### Given data

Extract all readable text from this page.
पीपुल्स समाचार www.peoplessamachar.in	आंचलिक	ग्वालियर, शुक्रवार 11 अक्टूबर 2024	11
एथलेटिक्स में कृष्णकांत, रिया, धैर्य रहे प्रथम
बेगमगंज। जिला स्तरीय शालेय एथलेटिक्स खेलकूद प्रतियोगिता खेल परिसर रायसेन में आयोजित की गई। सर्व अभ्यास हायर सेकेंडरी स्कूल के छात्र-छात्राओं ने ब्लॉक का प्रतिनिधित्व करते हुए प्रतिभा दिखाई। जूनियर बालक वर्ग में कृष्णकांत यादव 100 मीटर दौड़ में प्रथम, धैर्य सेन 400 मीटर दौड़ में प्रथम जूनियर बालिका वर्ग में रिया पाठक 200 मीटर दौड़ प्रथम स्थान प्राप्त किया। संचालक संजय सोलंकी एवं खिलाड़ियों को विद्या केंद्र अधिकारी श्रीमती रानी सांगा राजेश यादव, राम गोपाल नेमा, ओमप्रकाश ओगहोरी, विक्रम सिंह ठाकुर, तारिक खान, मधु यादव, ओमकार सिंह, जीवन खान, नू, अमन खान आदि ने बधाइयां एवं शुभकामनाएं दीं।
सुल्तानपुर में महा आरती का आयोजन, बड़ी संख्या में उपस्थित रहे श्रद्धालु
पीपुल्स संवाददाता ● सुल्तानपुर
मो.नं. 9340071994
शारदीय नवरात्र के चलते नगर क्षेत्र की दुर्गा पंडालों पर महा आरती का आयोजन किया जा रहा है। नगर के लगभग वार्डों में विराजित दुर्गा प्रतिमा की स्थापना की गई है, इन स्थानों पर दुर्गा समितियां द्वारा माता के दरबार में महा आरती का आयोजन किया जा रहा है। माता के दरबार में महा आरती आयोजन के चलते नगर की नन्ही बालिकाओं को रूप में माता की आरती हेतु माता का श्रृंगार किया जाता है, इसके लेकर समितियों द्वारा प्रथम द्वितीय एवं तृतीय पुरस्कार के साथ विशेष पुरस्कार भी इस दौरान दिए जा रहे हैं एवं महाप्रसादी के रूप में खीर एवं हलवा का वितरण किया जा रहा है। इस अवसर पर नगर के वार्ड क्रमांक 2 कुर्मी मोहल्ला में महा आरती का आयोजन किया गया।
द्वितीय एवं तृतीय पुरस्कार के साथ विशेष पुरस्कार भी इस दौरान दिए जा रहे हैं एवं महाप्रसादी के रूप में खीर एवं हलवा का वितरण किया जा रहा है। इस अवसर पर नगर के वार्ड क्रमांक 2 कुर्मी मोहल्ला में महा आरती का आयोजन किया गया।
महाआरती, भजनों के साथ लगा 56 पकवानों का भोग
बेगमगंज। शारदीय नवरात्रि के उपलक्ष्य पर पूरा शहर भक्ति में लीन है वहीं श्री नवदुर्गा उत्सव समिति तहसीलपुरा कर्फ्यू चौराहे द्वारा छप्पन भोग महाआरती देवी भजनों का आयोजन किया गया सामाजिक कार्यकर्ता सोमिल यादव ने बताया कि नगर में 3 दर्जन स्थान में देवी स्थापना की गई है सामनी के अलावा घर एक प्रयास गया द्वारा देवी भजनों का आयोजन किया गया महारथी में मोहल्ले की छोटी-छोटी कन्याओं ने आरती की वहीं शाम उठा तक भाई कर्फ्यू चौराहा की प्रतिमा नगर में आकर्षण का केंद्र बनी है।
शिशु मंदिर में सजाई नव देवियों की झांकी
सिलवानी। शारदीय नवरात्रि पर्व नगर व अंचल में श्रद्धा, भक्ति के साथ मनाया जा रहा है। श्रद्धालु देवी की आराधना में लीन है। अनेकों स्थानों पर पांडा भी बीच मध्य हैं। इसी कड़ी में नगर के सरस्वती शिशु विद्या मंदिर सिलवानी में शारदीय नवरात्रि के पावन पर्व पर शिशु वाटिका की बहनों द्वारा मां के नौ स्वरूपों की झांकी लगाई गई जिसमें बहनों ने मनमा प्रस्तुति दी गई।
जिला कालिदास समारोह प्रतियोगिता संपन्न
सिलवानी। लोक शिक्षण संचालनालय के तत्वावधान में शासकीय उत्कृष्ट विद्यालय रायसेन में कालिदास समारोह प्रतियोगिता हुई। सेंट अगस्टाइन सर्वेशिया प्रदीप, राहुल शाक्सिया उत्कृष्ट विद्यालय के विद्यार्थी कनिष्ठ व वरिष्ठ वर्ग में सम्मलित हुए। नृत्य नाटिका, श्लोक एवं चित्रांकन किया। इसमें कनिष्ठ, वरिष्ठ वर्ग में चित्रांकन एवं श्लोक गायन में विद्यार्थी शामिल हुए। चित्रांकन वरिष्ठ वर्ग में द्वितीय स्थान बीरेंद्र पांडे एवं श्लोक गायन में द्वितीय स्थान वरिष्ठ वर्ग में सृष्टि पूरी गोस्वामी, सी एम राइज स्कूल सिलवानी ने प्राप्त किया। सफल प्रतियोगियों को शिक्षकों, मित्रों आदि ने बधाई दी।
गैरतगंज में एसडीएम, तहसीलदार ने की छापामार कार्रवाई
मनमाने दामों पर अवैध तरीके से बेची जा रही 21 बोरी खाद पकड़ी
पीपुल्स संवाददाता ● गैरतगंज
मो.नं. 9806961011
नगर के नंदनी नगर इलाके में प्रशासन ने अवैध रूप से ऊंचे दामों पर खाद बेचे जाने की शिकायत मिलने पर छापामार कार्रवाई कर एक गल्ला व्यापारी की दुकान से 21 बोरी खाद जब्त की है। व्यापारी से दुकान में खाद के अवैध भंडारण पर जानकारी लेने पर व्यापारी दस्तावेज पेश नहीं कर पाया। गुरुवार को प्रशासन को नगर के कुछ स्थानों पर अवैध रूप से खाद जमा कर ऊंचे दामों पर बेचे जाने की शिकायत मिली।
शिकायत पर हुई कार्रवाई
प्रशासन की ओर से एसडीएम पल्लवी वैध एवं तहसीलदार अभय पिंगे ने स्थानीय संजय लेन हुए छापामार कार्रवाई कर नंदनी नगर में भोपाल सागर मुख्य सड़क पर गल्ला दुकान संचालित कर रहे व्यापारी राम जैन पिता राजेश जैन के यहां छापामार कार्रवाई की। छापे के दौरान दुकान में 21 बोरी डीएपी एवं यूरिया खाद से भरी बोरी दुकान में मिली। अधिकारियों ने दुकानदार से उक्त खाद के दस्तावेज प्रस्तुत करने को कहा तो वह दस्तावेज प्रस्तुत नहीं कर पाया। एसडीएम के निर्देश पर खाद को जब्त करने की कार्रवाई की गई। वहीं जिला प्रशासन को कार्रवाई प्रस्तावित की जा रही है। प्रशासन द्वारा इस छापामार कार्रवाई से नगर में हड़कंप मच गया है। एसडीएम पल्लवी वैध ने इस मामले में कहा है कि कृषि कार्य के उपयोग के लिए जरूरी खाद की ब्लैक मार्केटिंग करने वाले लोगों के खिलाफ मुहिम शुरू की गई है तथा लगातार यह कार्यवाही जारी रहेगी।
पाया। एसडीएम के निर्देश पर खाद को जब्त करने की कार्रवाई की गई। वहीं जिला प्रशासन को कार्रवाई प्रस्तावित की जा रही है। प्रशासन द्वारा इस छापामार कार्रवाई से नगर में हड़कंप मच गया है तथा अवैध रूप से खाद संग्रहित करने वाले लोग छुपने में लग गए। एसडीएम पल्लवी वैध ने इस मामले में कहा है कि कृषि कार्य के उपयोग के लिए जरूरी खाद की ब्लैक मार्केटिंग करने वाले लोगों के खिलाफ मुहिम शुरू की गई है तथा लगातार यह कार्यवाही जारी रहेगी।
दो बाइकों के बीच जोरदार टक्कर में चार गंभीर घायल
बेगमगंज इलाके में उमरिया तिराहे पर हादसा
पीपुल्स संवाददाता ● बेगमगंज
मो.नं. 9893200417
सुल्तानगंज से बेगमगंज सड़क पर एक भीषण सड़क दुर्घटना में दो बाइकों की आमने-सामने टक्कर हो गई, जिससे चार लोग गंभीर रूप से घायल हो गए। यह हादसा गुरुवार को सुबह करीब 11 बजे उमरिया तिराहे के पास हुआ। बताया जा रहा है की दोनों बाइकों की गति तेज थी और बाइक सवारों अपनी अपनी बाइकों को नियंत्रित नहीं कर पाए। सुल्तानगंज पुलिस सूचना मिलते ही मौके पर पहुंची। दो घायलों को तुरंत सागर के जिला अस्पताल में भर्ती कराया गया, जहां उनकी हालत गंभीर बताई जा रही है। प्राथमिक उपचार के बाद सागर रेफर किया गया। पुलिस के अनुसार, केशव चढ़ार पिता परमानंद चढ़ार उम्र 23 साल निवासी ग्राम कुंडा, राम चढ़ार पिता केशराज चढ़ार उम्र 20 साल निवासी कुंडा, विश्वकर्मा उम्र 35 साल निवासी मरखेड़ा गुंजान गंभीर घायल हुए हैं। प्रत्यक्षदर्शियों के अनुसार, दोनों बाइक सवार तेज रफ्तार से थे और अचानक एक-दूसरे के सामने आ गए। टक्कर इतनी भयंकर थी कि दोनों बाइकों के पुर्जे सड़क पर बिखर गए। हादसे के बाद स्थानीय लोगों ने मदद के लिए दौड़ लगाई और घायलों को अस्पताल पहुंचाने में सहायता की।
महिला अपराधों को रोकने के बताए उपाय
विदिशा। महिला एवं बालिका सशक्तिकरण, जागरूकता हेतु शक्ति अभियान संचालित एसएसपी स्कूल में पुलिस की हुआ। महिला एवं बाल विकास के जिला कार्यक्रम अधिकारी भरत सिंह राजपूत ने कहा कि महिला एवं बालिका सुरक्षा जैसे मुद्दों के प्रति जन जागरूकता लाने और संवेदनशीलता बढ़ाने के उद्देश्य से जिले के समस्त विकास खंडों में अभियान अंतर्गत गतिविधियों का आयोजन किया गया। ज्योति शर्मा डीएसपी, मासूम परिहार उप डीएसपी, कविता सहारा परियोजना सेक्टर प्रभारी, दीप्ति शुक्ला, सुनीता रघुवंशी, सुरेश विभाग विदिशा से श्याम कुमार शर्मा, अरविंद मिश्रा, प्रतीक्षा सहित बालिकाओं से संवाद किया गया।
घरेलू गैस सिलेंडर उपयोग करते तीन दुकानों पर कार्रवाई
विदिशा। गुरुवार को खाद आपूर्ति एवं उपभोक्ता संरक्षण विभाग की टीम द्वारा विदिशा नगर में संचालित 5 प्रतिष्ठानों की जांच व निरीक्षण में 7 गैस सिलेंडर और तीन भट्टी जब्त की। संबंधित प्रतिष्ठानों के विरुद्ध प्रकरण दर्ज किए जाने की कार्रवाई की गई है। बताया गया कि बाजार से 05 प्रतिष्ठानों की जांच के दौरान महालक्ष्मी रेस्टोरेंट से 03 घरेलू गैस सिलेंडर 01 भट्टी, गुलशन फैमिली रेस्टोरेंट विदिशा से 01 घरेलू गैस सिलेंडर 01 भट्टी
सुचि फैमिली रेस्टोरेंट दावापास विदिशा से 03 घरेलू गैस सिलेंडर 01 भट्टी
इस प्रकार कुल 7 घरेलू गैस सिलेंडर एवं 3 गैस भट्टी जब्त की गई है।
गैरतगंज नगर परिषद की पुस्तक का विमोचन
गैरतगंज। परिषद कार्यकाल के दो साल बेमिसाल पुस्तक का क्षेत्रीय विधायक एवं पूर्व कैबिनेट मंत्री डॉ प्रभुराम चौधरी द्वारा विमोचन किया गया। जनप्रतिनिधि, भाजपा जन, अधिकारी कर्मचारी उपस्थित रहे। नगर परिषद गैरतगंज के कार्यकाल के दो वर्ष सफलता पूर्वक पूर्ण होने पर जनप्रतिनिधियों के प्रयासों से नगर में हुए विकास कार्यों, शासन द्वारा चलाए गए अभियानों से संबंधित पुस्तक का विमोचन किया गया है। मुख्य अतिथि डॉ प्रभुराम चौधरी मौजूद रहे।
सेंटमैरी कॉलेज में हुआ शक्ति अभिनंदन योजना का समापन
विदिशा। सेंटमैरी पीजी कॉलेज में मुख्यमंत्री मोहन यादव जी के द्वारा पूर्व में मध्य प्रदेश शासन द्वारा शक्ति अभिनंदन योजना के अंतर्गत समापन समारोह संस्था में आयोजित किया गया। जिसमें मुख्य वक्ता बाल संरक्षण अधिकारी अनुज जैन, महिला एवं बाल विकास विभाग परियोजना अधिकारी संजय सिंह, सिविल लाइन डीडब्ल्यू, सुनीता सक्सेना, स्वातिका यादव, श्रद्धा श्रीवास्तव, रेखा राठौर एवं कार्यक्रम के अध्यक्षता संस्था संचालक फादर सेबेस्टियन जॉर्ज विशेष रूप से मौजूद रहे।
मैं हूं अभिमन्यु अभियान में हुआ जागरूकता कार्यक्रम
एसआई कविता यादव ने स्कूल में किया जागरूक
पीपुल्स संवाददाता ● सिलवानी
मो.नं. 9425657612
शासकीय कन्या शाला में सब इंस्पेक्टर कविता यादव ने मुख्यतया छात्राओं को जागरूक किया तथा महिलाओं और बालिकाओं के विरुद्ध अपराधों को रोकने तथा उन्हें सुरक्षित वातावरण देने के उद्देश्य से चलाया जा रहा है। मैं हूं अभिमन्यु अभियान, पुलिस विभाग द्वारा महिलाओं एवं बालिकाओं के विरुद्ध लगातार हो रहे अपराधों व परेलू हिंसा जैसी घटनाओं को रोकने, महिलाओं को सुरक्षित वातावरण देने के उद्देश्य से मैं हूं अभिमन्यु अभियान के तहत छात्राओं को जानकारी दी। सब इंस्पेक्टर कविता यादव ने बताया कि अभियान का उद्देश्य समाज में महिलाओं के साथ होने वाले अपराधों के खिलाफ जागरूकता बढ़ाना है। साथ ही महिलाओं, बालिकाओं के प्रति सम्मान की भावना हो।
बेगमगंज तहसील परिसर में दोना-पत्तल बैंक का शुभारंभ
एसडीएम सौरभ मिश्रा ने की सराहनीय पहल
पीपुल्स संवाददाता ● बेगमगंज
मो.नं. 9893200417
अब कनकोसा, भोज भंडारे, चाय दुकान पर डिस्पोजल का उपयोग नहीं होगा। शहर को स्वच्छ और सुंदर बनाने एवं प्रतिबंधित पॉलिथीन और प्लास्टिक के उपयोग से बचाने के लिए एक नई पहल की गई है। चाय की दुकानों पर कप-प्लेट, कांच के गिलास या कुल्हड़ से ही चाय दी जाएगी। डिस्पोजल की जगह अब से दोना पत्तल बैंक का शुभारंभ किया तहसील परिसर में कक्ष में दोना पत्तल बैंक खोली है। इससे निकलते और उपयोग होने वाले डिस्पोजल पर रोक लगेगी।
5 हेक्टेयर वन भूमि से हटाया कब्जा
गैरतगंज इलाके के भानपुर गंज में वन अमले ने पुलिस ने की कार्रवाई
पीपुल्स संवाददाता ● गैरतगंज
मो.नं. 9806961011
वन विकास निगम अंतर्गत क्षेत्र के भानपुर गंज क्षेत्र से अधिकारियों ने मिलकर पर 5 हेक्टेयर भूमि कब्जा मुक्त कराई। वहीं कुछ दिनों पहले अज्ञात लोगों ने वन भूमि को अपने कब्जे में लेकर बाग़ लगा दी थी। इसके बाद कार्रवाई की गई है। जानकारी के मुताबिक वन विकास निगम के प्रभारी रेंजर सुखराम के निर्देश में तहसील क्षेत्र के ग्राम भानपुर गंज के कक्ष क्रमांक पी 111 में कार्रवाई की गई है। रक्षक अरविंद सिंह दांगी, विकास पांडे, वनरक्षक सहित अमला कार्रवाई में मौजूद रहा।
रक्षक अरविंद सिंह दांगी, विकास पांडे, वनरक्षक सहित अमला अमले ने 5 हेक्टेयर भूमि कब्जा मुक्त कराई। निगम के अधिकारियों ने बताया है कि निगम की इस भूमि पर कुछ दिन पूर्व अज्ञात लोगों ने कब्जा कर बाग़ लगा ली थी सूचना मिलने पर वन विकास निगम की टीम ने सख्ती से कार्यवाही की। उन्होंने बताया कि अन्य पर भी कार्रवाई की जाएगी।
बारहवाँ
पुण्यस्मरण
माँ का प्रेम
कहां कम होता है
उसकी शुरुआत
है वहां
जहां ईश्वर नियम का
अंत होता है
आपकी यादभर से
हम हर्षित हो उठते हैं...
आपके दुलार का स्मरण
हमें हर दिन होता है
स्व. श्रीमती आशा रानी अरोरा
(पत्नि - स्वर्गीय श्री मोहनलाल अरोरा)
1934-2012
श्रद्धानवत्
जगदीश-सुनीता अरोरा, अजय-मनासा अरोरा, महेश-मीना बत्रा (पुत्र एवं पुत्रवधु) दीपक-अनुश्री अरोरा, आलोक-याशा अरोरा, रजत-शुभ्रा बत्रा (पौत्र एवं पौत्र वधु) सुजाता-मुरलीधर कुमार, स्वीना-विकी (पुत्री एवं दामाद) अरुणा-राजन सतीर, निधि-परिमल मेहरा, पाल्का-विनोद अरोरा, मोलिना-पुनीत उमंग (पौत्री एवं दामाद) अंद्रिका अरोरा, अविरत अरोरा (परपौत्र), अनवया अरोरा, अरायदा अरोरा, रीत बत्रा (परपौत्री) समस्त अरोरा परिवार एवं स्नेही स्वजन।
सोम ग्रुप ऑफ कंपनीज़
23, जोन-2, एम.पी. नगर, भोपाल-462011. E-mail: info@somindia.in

### Task to complete
Extract all lines containing the word "वनरक".

### Result of the exercise
वन विकास निगम अंतर्गत क्षेत्र के भानपुर गंज क्षेत्र से अधिकारियों ने मिलकर पर 5 हेक्टेयर भूमि कब्जा मुक्त कराई। वहीं कुछ दिनों पहले अज्ञात लोगों ने वन भूमि को अपने कब्जे में लेकर बाग़ लगा दी थी। इसके बाद कार्रवाई की गई है। जानकारी के मुताबिक वन विकास निगम के प्रभारी रेंजर सुखराम के निर्देश में तहसील क्षेत्र के ग्राम भानपुर गंज के कक्ष क्रमांक पी 111 में कार्रवाई की गई है। रक्षक अरविंद सिंह दांगी, विकास पांडे, वनरक्षक सहित अमला कार्रवाई में मौजूद रहा।
रक्षक अरविंद सिंह दांगी, विकास पांडे, वनरक्षक सहित अमला अमले ने 5 हेक्टेयर भूमि कब्जा मुक्त कराई। निगम के अधिकारियों ने बताया है कि निगम की इस भूमि पर कुछ दिन पूर्व अज्ञात लोगों ने कब्जा कर बाग़ लगा ली थी सूचना मिलने पर वन विकास निगम की टीम ने सख्ती से कार्यवाही की। उन्होंने बताया कि अन्य पर भी कार्रवाई की जाएगी।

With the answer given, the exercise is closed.